**WHAT YOU SHOULD DO:** Extract and list every line that contains the word "生产条件".

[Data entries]
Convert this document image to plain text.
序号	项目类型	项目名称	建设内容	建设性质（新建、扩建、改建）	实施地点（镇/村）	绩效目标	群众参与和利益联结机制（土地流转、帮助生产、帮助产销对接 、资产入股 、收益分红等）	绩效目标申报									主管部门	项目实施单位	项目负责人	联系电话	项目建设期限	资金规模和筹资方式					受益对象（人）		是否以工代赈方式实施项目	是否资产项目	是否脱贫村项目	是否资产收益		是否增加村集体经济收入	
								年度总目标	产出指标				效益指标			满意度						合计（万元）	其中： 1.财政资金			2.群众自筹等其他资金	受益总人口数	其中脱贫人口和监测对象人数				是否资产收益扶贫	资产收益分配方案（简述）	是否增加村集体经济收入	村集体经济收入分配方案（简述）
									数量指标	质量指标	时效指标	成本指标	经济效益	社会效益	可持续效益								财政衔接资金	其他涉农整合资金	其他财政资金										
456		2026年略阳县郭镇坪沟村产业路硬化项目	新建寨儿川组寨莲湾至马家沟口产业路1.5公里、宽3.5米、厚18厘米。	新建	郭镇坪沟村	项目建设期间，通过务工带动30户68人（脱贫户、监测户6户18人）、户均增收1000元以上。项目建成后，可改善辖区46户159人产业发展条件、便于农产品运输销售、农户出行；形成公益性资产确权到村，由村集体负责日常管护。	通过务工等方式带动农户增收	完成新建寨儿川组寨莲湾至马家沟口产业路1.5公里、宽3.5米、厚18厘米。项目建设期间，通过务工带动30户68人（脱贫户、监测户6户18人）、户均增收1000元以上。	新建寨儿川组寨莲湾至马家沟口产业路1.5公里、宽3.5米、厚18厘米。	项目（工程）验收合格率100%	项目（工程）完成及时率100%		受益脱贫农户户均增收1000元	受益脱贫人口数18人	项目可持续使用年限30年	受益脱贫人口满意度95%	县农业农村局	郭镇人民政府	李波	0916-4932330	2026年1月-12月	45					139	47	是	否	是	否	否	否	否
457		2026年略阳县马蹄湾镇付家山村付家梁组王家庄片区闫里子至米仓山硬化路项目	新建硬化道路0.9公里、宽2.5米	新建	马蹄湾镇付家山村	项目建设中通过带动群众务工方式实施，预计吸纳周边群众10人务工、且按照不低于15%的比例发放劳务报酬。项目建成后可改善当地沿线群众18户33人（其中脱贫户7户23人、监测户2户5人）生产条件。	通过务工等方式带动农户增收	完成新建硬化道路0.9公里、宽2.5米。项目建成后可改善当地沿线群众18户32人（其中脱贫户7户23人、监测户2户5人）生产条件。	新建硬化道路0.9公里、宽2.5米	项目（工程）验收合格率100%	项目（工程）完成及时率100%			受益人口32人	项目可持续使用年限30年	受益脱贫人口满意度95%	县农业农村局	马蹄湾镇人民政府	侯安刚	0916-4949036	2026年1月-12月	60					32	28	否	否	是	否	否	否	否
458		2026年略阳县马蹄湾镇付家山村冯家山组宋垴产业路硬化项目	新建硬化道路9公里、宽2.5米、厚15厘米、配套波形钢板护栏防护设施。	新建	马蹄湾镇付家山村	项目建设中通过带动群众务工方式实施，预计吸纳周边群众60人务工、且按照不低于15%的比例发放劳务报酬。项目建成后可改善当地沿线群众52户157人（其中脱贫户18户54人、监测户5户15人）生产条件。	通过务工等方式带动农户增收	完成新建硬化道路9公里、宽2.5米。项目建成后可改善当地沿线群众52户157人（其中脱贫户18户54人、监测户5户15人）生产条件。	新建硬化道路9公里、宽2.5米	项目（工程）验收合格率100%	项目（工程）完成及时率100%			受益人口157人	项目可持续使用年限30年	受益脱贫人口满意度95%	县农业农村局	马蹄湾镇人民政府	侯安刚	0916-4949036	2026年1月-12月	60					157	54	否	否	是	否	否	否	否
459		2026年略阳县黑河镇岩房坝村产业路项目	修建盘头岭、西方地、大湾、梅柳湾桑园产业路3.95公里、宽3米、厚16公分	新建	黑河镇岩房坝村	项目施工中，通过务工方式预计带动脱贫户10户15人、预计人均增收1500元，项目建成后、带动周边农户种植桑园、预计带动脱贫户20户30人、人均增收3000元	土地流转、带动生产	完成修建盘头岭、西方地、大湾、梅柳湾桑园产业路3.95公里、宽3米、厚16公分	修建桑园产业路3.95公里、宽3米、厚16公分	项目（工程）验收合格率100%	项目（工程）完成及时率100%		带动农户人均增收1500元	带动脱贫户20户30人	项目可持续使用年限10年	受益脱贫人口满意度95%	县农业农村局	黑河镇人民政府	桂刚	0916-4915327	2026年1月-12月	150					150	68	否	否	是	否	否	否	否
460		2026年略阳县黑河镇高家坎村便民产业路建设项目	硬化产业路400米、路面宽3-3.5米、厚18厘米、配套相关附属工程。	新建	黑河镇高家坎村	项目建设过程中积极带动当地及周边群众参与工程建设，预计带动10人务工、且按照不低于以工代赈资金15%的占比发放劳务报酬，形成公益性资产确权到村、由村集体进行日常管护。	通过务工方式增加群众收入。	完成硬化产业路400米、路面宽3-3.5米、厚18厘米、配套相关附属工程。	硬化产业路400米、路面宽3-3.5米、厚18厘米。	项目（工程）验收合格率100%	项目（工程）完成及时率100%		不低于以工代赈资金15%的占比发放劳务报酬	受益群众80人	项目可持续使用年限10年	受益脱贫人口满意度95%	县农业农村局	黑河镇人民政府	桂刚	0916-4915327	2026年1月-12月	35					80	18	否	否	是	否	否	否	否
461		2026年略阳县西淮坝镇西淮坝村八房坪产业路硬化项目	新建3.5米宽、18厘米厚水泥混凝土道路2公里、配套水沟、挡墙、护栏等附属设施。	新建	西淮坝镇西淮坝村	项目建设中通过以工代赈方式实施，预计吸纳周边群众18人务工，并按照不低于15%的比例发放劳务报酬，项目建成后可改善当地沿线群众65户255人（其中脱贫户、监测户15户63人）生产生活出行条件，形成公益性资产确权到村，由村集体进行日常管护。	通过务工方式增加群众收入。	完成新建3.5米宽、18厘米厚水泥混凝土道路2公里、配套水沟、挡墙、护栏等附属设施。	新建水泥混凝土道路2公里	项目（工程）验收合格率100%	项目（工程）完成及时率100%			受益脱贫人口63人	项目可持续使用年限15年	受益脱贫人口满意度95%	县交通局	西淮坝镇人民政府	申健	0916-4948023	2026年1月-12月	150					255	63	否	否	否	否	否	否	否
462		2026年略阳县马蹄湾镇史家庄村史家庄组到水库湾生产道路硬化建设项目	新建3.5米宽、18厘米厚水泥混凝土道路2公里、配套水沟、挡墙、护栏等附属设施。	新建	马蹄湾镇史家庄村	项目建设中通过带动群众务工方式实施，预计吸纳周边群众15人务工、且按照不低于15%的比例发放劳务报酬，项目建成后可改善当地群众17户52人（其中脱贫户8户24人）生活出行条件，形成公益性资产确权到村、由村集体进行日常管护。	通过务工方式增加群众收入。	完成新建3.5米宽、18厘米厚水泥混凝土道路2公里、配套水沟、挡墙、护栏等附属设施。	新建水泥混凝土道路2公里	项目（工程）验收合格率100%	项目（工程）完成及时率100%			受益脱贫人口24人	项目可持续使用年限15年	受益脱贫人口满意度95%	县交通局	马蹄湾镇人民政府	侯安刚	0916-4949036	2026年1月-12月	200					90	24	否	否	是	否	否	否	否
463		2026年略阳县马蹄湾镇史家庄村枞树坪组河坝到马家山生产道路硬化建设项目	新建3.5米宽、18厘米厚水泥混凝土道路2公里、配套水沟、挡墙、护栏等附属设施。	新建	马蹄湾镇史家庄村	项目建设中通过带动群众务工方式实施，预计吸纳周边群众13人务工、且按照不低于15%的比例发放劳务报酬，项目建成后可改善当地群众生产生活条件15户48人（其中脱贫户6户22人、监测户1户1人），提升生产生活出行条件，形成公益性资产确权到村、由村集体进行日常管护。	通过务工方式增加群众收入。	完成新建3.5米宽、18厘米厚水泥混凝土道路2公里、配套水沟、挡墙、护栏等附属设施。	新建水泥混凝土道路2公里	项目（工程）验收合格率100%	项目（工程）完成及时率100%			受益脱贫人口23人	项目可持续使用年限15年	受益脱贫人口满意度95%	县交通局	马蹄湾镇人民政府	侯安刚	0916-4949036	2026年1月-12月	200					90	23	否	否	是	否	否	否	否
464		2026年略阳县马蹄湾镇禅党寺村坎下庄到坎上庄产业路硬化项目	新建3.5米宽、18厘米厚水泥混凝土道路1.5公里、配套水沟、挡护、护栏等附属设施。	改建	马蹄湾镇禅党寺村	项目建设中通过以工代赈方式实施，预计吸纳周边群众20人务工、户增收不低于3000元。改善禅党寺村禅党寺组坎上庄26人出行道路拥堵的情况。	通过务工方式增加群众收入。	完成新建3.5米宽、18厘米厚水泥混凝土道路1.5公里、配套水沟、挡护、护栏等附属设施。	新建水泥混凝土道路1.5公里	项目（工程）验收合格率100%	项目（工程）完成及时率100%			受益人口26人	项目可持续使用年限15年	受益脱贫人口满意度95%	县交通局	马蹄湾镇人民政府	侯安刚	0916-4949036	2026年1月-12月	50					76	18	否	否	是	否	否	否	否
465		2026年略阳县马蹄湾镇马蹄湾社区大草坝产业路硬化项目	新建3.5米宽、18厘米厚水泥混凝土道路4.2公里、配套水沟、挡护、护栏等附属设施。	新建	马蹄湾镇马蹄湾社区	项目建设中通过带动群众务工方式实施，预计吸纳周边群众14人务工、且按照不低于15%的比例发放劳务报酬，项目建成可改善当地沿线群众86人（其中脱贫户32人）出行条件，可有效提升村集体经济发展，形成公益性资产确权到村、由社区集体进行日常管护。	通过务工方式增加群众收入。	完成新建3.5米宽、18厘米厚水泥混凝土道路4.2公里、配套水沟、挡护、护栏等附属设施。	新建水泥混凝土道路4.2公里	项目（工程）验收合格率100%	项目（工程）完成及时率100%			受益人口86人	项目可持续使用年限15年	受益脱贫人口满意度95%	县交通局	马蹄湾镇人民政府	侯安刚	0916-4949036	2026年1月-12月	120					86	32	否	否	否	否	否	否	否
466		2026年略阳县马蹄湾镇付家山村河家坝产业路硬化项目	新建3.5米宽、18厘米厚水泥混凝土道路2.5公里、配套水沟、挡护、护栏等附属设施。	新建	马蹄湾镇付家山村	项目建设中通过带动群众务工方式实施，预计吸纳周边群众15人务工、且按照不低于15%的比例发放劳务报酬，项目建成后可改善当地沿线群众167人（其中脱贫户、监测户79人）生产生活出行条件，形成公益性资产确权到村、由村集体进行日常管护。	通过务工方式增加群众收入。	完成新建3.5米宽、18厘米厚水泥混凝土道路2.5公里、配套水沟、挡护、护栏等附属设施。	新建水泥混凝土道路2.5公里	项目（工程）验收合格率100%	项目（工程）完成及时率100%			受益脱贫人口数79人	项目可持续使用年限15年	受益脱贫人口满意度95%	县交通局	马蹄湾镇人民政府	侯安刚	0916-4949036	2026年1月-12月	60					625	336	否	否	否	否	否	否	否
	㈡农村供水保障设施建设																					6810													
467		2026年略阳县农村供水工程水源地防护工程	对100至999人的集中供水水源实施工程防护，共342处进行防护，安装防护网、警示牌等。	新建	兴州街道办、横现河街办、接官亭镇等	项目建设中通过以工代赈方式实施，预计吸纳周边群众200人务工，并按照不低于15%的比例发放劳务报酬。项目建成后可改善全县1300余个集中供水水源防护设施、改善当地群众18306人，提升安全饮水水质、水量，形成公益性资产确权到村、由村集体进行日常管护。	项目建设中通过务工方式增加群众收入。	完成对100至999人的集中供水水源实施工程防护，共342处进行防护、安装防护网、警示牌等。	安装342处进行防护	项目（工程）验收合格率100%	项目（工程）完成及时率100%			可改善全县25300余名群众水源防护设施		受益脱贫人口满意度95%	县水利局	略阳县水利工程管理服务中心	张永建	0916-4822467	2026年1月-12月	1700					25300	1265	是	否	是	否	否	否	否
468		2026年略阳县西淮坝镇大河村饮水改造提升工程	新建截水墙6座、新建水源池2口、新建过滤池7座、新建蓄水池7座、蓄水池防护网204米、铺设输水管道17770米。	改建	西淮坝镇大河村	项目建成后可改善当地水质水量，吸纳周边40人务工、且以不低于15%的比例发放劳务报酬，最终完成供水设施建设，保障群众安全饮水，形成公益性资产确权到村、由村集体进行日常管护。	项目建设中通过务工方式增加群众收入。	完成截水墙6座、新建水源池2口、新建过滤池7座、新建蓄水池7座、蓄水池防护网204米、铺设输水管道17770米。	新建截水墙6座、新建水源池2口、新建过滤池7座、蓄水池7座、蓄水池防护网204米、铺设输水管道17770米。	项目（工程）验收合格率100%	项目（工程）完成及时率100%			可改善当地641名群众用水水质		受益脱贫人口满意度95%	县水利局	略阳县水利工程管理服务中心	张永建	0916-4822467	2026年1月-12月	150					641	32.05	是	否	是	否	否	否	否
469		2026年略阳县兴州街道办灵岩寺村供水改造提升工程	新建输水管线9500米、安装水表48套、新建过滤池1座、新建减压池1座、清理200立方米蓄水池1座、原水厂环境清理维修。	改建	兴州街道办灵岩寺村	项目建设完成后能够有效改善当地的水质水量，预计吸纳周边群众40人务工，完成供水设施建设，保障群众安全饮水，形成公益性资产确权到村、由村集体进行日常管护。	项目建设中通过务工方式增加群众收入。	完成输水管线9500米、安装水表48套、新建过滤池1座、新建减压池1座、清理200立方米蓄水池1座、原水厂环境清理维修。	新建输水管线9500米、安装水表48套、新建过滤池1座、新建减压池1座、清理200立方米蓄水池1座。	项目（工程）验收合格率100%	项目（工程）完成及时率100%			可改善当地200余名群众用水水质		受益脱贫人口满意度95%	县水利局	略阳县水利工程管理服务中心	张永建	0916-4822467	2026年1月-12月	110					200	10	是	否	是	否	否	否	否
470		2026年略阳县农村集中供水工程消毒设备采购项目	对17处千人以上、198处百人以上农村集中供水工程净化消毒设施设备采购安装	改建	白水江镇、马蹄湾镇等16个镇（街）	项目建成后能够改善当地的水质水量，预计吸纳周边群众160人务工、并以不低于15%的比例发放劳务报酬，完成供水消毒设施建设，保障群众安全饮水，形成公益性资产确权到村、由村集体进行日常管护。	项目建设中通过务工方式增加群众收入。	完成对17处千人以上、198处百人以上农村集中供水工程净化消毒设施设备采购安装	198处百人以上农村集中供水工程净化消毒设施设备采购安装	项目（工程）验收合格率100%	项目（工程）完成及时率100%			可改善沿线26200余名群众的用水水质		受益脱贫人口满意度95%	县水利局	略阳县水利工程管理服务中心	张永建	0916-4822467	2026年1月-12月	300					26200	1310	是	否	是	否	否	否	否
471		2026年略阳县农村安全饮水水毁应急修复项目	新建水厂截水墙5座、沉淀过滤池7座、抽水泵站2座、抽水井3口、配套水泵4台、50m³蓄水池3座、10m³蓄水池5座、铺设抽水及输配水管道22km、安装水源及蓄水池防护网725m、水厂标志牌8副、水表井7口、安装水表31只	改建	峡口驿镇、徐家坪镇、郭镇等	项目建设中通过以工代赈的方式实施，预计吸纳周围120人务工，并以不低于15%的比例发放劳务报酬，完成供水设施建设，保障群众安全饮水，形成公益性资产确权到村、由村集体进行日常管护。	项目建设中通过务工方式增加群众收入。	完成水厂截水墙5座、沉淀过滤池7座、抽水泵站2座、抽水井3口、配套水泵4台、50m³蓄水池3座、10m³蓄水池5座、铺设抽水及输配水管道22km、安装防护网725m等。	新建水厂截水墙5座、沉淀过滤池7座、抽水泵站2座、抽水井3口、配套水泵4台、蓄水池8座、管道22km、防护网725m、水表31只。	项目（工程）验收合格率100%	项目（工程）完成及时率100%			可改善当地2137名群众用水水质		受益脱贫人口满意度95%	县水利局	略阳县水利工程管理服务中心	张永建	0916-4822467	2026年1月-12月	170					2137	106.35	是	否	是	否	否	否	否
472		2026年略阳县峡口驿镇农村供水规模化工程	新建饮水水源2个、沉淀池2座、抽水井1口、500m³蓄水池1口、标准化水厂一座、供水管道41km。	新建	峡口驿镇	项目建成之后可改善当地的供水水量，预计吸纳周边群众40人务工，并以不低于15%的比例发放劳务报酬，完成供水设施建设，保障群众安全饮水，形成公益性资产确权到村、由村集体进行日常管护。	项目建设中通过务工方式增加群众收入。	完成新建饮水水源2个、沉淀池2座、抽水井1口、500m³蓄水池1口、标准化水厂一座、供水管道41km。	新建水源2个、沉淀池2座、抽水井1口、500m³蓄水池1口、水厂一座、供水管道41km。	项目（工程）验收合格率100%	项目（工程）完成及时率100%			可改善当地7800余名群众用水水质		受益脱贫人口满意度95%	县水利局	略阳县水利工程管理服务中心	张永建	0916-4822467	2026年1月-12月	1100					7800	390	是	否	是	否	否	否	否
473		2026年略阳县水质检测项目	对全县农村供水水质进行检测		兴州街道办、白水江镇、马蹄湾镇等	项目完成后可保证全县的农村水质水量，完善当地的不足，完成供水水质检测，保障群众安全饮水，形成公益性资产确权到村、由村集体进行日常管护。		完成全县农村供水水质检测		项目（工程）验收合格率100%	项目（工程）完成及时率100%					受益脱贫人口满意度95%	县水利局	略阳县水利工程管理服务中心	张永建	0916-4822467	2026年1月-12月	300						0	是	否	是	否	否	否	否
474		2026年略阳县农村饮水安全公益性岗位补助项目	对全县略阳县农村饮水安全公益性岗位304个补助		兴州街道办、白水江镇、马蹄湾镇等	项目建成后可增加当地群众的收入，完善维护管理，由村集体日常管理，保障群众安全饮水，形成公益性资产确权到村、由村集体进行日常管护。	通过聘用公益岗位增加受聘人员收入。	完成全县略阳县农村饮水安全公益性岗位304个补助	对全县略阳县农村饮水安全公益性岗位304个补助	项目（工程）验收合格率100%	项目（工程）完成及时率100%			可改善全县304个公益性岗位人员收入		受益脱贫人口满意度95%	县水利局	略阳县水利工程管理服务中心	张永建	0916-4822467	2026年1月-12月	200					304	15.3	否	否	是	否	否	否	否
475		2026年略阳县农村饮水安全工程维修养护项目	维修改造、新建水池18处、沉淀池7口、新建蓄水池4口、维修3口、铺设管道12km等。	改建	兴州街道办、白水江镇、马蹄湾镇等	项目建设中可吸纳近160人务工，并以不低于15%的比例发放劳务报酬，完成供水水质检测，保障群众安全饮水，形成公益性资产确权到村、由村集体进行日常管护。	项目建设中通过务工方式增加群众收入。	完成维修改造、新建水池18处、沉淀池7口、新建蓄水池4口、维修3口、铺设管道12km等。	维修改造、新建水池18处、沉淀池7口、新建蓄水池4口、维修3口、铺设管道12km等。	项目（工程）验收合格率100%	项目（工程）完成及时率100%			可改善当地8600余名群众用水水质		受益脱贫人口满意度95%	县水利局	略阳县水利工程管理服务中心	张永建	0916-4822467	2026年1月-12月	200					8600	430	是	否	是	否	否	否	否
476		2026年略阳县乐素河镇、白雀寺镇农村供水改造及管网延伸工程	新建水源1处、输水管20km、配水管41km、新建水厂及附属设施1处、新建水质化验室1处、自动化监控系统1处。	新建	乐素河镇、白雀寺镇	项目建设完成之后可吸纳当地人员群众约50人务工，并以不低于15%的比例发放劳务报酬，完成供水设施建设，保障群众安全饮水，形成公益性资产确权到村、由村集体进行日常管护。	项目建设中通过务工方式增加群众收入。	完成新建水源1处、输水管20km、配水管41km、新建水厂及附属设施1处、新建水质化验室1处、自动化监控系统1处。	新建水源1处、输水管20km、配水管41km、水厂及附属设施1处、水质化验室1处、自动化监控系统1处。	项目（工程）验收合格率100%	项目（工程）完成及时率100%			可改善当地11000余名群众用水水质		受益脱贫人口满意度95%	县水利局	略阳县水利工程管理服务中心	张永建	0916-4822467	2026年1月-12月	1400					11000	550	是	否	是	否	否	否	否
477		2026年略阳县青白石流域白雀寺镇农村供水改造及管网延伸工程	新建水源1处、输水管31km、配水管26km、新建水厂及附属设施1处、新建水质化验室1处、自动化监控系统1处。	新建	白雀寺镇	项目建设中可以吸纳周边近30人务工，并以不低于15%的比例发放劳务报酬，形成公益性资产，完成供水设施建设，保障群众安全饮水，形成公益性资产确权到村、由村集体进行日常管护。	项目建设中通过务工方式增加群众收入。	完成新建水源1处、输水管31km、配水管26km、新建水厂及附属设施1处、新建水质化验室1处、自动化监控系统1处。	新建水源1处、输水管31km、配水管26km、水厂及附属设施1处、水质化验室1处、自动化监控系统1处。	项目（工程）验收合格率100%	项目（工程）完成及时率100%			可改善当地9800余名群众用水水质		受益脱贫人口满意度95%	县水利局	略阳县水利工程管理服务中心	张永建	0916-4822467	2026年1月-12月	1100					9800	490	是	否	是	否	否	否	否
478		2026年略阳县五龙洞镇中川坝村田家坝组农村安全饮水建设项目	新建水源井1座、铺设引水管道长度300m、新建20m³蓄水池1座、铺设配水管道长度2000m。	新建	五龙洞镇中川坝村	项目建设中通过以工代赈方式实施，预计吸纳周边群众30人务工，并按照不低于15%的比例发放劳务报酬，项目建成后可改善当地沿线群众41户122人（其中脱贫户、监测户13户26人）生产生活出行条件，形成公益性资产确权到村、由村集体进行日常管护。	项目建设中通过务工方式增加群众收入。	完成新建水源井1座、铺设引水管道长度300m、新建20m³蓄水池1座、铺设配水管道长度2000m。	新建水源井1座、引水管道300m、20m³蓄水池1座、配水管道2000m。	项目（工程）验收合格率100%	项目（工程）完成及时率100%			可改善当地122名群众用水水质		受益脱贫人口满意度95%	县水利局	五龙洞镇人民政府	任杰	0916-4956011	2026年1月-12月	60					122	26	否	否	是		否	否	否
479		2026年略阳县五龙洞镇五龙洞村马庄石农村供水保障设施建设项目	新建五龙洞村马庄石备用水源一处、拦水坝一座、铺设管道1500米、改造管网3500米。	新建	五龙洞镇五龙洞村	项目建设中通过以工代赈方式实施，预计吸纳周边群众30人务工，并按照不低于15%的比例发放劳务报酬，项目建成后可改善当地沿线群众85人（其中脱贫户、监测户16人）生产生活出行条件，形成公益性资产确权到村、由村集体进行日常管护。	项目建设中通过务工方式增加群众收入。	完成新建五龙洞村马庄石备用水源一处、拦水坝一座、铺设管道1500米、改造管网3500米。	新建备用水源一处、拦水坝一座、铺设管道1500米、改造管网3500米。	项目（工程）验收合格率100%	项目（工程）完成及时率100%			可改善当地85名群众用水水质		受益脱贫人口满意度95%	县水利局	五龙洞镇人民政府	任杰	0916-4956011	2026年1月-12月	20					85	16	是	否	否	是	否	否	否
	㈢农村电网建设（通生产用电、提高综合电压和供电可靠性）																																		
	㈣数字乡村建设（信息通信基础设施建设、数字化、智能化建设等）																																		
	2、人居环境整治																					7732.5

**TASK SOLUTION:**
457		2026年略阳县马蹄湾镇付家山村付家梁组王家庄片区闫里子至米仓山硬化路项目	新建硬化道路0.9公里、宽2.5米	新建	马蹄湾镇付家山村	项目建设中通过带动群众务工方式实施，预计吸纳周边群众10人务工、且按照不低于15%的比例发放劳务报酬。项目建成后可改善当地沿线群众18户33人（其中脱贫户7户23人、监测户2户5人）生产条件。	通过务工等方式带动农户增收	完成新建硬化道路0.9公里、宽2.5米。项目建成后可改善当地沿线群众18户32人（其中脱贫户7户23人、监测户2户5人）生产条件。	新建硬化道路0.9公里、宽2.5米	项目（工程）验收合格率100%	项目（工程）完成及时率100%			受益人口32人	项目可持续使用年限30年	受益脱贫人口满意度95%	县农业农村局	马蹄湾镇人民政府	侯安刚	0916-4949036	2026年1月-12月	60					32	28	否	否	是	否	否	否	否
458		2026年略阳县马蹄湾镇付家山村冯家山组宋垴产业路硬化项目	新建硬化道路9公里、宽2.5米、厚15厘米、配套波形钢板护栏防护设施。	新建	马蹄湾镇付家山村	项目建设中通过带动群众务工方式实施，预计吸纳周边群众60人务工、且按照不低于15%的比例发放劳务报酬。项目建成后可改善当地沿线群众52户157人（其中脱贫户18户54人、监测户5户15人）生产条件。	通过务工等方式带动农户增收	完成新建硬化道路9公里、宽2.5米。项目建成后可改善当地沿线群众52户157人（其中脱贫户18户54人、监测户5户15人）生产条件。	新建硬化道路9公里、宽2.5米	项目（工程）验收合格率100%	项目（工程）完成及时率100%			受益人口157人	项目可持续使用年限30年	受益脱贫人口满意度95%	县农业农村局	马蹄湾镇人民政府	侯安刚	0916-4949036	2026年1月-12月	60					157	54	否	否	是	否	否	否	否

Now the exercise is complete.